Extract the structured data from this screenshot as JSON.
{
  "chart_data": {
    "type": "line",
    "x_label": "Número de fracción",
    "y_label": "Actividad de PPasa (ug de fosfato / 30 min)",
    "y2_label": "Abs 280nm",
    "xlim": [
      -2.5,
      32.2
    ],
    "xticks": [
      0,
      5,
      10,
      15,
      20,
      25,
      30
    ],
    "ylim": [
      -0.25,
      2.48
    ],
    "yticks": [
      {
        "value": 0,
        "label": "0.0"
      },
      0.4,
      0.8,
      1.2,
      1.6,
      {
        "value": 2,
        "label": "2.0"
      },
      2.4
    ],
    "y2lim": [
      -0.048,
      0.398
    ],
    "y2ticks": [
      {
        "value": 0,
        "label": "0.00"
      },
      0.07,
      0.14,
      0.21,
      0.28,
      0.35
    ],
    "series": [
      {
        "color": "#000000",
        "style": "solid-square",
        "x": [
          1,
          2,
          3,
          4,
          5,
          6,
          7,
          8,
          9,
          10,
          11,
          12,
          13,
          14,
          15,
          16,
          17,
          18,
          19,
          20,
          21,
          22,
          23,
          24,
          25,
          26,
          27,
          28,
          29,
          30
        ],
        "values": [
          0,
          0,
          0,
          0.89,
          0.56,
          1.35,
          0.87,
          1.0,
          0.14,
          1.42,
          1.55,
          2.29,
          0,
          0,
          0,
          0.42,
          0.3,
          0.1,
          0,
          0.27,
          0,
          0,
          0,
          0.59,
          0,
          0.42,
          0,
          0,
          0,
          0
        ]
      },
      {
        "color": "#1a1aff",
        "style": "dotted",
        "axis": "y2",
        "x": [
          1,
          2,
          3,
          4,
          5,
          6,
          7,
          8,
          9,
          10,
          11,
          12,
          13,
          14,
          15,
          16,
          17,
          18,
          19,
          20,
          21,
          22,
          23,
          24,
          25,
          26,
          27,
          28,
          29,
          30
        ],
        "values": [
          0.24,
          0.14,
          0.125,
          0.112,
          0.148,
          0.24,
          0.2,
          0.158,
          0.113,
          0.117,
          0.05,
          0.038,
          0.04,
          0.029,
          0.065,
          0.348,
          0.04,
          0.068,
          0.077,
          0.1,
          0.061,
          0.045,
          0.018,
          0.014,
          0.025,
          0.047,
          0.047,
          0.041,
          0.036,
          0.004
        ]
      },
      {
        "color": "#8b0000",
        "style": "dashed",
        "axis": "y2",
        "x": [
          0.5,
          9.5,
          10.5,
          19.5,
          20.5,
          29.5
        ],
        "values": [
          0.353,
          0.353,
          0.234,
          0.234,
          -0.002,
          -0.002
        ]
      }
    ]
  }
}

○ ○ ○ ○

(TASK TO CARRY OUT) Above are some records; extract every one of them exactly.

(RESULT OF THIS EXERCISE)
Extract the structured data from this screenshot as JSON.
{
  "chart_data": {
    "type": "line",
    "x_label": "Número de fracción",
    "y_label": "Actividad de PPasa (ug de fosfato / 30 min)",
    "y2_label": "Abs 280nm",
    "xlim": [
      -2.5,
      32.2
    ],
    "xticks": [
      0,
      5,
      10,
      15,
      20,
      25,
      30
    ],
    "ylim": [
      -0.25,
      2.48
    ],
    "yticks": [
      {
        "value": 0,
        "label": "0.0"
      },
      0.4,
      0.8,
      1.2,
      1.6,
      {
        "value": 2,
        "label": "2.0"
      },
      2.4
    ],
    "y2lim": [
      -0.048,
      0.398
    ],
    "y2ticks": [
      {
        "value": 0,
        "label": "0.00"
      },
      0.07,
      0.14,
      0.21,
      0.28,
      0.35
    ],
    "series": [
      {
        "color": "#000000",
        "style": "solid-square",
        "x": [
          1,
          2,
          3,
          4,
          5,
          6,
          7,
          8,
          9,
          10,
          11,
          12,
          13,
          14,
          15,
          16,
          17,
          18,
          19,
          20,
          21,
          22,
          23,
          24,
          25,
          26,
          27,
          28,
          29,
          30
        ],
        "values": [
          0,
          0,
          0,
          0.89,
          0.56,
          1.35,
          0.87,
          1.0,
          0.14,
          1.42,
          1.55,
          2.29,
          0,
          0,
          0,
          0.42,
          0.3,
          0.1,
          0,
          0.27,
          0,
          0,
          0,
          0.59,
          0,
          0.42,
          0,
          0,
          0,
          0
        ]
      },
      {
        "color": "#1a1aff",
        "style": "dotted",
        "axis": "y2",
        "x": [
          1,
          2,
          3,
          4,
          5,
          6,
          7,
          8,
          9,
          10,
          11,
          12,
          13,
          14,
          15,
          16,
          17,
          18,
          19,
          20,
          21,
          22,
          23,
          24,
          25,
          26,
          27,
          28,
          29,
          30
        ],
        "values": [
          0.24,
          0.14,
          0.125,
          0.112,
          0.148,
          0.24,
          0.2,
          0.158,
          0.113,
          0.117,
          0.05,
          0.038,
          0.04,
          0.029,
          0.065,
          0.348,
          0.04,
          0.068,
          0.077,
          0.1,
          0.061,
          0.045,
          0.018,
          0.014,
          0.025,
          0.047,
          0.047,
          0.041,
          0.036,
          0.004
        ]
      },
      {
        "color": "#8b0000",
        "style": "dashed",
        "axis": "y2",
        "x": [
          0.5,
          9.5,
          10.5,
          19.5,
          20.5,
          29.5
        ],
        "values": [
          0.353,
          0.353,
          0.234,
          0.234,
          -0.002,
          -0.002
        ]
      }
    ]
  }
}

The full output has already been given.